§ **SET PROBLEM**:
Scan the lines below; pull out those with "人民币百万元".

══ DATA SHOWN ══

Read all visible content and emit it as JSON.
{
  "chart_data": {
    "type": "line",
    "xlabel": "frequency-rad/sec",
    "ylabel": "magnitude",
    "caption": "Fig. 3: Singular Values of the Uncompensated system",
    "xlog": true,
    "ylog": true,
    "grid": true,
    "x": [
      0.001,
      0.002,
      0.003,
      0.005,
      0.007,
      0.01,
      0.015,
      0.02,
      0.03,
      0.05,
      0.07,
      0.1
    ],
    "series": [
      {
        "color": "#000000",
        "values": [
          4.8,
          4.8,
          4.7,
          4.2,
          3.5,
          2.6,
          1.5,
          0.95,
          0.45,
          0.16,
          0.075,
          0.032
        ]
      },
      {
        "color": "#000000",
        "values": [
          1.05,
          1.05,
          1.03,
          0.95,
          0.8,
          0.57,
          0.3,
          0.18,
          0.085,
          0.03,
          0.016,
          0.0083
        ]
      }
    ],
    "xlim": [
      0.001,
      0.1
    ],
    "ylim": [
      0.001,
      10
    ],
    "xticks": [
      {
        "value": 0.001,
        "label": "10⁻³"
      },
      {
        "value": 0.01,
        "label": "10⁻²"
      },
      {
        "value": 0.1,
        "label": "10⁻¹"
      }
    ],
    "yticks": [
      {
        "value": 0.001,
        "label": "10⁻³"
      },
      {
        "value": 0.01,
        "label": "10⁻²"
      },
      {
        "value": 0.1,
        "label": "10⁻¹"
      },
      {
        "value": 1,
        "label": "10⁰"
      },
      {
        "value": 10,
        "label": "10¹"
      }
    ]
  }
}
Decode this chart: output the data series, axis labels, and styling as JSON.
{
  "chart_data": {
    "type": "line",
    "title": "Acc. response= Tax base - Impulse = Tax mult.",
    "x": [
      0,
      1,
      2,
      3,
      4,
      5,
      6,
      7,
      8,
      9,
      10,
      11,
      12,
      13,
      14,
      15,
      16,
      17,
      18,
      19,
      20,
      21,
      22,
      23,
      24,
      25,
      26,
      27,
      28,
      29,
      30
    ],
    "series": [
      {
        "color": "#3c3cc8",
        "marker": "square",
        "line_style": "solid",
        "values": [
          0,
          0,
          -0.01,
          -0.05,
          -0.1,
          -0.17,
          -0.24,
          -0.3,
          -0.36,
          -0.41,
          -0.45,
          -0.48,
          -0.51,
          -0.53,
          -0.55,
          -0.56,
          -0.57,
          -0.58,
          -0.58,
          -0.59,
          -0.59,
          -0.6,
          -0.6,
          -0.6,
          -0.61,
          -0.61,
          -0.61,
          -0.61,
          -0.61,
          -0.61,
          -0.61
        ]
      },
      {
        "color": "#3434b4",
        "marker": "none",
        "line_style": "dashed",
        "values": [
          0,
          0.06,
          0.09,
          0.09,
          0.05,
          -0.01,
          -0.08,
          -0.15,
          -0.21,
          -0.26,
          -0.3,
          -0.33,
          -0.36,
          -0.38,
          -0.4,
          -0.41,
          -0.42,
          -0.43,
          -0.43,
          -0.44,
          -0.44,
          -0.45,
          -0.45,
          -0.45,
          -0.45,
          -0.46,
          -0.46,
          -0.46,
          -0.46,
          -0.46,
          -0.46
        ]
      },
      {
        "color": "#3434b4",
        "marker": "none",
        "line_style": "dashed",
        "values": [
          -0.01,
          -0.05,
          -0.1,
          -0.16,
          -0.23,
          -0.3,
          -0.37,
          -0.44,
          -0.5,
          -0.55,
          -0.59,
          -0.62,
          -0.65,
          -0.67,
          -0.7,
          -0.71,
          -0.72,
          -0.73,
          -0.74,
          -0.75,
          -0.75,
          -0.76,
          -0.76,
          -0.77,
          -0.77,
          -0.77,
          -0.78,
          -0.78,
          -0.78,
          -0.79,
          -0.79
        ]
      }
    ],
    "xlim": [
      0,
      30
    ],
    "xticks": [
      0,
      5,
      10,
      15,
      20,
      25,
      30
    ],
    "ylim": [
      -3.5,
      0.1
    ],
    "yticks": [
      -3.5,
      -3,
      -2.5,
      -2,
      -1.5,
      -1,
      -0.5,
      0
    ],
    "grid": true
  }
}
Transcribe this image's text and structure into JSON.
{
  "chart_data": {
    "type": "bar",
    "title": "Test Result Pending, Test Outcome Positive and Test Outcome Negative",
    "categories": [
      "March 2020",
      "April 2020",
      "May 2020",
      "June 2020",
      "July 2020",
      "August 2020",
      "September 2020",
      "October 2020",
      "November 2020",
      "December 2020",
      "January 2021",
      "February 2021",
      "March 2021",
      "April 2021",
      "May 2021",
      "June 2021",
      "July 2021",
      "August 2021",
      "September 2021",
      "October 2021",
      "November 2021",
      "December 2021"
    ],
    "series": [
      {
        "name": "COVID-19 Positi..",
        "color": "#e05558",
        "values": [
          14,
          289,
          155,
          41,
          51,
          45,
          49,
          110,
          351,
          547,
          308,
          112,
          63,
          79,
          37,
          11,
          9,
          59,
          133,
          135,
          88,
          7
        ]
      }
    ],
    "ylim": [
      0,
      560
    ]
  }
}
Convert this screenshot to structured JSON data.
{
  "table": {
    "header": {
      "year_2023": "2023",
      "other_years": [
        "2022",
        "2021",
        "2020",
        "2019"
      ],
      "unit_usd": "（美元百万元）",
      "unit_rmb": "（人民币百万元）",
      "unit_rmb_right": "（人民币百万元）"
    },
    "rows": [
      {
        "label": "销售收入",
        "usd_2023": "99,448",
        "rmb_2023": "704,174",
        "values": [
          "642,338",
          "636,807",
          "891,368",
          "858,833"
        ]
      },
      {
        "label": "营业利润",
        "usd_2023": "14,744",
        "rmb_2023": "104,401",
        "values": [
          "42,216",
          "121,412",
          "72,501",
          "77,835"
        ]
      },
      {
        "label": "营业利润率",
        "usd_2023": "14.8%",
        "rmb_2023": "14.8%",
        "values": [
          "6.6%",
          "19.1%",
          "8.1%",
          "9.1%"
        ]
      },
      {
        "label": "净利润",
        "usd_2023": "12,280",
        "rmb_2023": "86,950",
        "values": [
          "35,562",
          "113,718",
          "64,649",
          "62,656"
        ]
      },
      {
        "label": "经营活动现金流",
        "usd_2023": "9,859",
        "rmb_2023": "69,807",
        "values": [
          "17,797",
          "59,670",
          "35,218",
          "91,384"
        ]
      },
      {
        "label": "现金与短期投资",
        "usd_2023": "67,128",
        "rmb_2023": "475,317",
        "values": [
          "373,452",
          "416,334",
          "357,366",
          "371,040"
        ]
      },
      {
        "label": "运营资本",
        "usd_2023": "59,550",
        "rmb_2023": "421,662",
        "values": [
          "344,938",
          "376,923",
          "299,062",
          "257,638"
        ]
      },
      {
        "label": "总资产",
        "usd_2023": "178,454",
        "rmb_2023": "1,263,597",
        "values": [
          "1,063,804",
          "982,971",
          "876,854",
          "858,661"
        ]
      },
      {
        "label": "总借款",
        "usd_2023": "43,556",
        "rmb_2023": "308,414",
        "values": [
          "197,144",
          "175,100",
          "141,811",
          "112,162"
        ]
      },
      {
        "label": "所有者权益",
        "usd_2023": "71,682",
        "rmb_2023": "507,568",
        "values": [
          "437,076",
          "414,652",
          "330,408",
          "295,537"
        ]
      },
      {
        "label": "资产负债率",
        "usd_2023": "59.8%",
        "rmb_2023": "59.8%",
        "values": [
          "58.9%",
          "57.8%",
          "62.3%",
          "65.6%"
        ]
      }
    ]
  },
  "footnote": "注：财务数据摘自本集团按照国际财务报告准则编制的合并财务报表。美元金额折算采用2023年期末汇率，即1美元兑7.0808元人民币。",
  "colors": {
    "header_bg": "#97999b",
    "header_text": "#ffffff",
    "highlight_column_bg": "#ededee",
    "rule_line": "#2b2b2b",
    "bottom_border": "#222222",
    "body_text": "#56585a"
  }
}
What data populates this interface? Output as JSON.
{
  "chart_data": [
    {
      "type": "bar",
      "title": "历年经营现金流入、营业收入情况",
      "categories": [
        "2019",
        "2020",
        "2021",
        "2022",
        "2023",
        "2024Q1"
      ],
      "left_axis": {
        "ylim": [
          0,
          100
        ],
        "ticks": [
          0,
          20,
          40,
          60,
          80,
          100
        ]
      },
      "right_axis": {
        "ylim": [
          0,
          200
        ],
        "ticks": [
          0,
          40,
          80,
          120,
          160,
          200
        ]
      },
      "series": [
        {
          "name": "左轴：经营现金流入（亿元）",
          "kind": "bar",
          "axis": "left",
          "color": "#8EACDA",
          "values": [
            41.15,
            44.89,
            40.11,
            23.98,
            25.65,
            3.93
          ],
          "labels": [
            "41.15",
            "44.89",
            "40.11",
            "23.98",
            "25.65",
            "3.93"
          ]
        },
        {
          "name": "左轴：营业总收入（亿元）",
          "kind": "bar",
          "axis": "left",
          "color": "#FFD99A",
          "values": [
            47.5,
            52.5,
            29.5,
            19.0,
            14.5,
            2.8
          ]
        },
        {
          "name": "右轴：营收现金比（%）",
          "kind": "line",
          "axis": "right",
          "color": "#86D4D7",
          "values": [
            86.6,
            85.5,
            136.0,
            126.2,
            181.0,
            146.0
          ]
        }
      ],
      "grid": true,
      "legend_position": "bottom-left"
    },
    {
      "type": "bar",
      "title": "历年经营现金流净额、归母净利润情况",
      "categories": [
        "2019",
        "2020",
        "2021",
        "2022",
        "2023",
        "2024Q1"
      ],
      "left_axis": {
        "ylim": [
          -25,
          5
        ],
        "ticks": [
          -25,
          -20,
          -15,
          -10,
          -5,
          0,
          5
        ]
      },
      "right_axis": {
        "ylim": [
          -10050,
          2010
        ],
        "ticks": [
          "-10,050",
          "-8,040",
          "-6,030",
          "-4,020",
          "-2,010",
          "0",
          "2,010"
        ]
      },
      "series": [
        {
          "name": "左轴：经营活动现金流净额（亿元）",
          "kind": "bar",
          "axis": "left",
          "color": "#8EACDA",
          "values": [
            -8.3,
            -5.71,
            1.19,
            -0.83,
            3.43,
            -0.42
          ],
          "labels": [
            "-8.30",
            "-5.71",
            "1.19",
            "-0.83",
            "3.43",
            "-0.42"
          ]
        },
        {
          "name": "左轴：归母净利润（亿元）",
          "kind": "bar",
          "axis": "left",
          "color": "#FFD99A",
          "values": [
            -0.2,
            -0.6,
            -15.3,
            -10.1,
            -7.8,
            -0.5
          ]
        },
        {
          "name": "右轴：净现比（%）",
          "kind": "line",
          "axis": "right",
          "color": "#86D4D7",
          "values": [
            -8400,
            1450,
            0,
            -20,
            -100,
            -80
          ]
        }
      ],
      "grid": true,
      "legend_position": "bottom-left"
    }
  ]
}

═══

§ **ANSWER TO THIS PROBLEM**:
      "unit_rmb": "（人民币百万元）",
      "unit_rmb_right": "（人民币百万元）"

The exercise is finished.